A las neveras de María le he dado más seguimiento en los últimos 30 años que a los devaneos de la Vía Láctea. Desde El Carmen en Madrid hasta el Ensanche Lugo en Santo Domingo, pasando por la Isabel la Católica en La Zona, las neveras de María han sido arcas de salvación, pero también Arca de la Alianza, Salud de los Enfermos, Salud de los Pecadores, sálvanos Señor.
12
Con Martha Rivera y sus afanes pedagógicos maternales, descubrí la “poesía magnética”: letras sueltas en inglés que podías adherir a otros metales y jugar con la idea de “componer poemas”. Así fue criado su hijo Harry Luis: con los “poemas magnéticos”. La nevera como espacio en blanco, como página, invocación, seducción, la posibilidad de escribirla, registrarla en pensamientos. También la nevera es un libro, que de repente se abre, con sus aspas que prometen frío, con la mejor suerte.
13
Se vive para alimentar la nevera de donde igualmente sacaremos los alimentos, la vida en nevera que igualmente llevaremos, porque ¿por qué no?, este friito bueno, este aire que convierte la habitación en nevera, estas brisas que nos hacen tomarle tanta pasión a las sábanas.
14
Thomas Lux (1946-2017) escribió un poema memorable, seguramente inspirado en algún “Frigidaire”. Se titula ““Refrigerator, 1957”, y lo tomo de su libro “New And Selected Poems: 1975-1995 by Thomas Lux”. ¡Me permito traducirlo! [El original lo pongo en el apéndice, para los más pillos].

[Fragmento de datos]
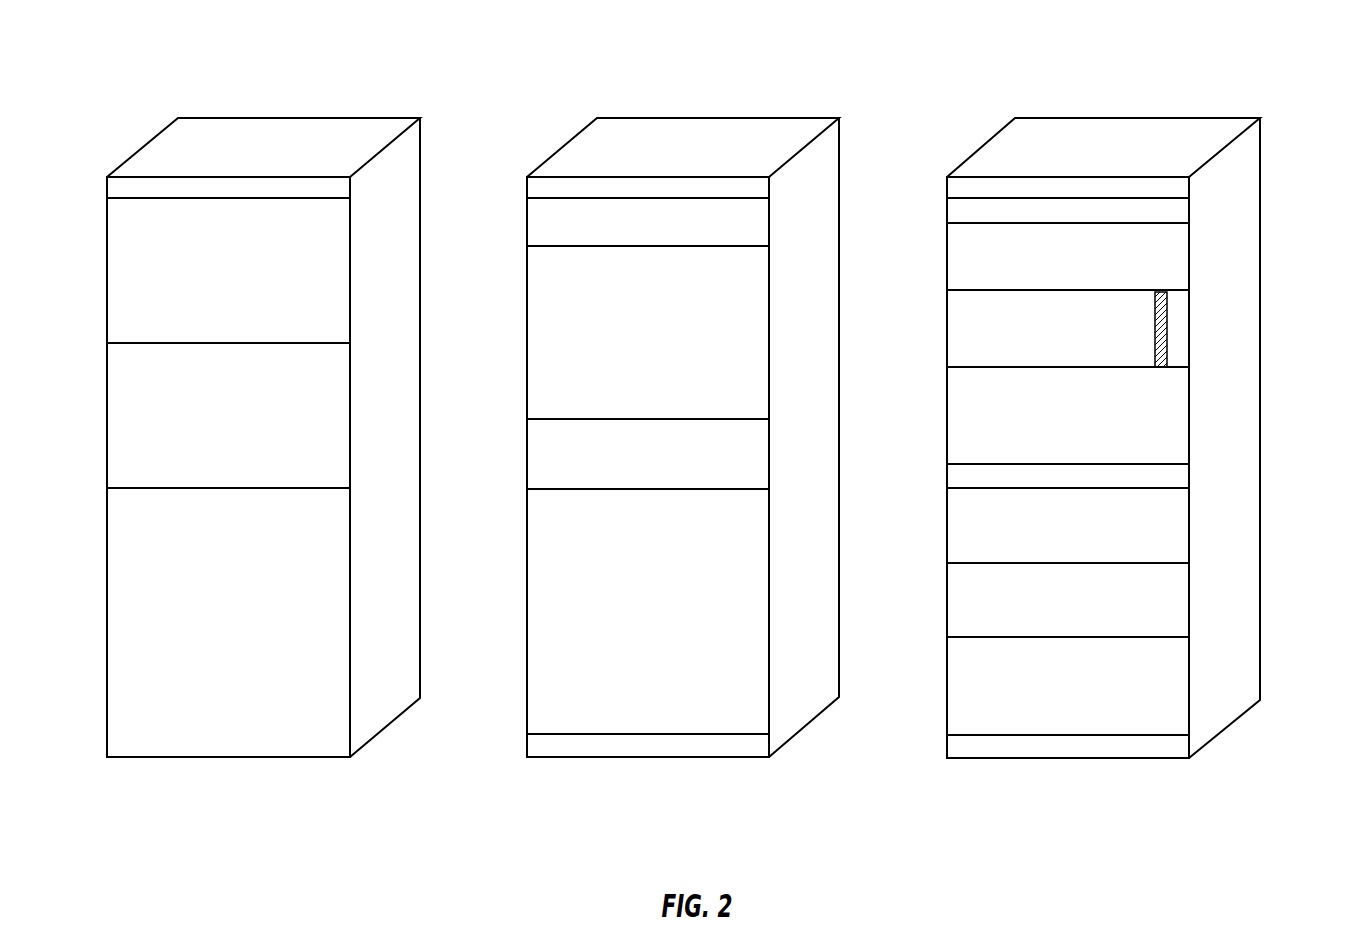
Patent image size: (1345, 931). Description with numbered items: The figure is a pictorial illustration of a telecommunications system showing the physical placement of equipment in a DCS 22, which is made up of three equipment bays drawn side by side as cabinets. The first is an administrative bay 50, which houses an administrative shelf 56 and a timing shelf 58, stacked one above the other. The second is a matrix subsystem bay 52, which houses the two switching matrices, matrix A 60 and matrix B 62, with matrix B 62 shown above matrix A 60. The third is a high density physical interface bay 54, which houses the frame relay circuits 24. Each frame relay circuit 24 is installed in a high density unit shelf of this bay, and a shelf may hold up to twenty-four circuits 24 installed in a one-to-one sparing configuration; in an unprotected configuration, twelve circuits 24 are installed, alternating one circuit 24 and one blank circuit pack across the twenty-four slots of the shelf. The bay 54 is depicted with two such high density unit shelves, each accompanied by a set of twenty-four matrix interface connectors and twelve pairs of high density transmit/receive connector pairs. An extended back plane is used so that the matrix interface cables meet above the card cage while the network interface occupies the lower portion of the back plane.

[Objetivo de la tarea] Reproduce completo y sin ningún cambio el texto sobre las neveras que aparece más arriba.

[Respuesta esperada]
A las neveras de María le he dado más seguimiento en los últimos 30 años que a los devaneos de la Vía Láctea. Desde El Carmen en Madrid hasta el Ensanche Lugo en Santo Domingo, pasando por la Isabel la Católica en La Zona, las neveras de María han sido arcas de salvación, pero también Arca de la Alianza, Salud de los Enfermos, Salud de los Pecadores, sálvanos Señor.
12
Con Martha Rivera y sus afanes pedagógicos maternales, descubrí la “poesía magnética”: letras sueltas en inglés que podías adherir a otros metales y jugar con la idea de “componer poemas”. Así fue criado su hijo Harry Luis: con los “poemas magnéticos”. La nevera como espacio en blanco, como página, invocación, seducción, la posibilidad de escribirla, registrarla en pensamientos. También la nevera es un libro, que de repente se abre, con sus aspas que prometen frío, con la mejor suerte.
13
Se vive para alimentar la nevera de donde igualmente sacaremos los alimentos, la vida en nevera que igualmente llevaremos, porque ¿por qué no?, este friito bueno, este aire que convierte la habitación en nevera, estas brisas que nos hacen tomarle tanta pasión a las sábanas.
14
Thomas Lux (1946-2017) escribió un poema memorable, seguramente inspirado en algún “Frigidaire”. Se titula ““Refrigerator, 1957”, y lo tomo de su libro “New And Selected Poems: 1975-1995 by Thomas Lux”. ¡Me permito traducirlo! [El original lo pongo en el apéndice, para los más pillos].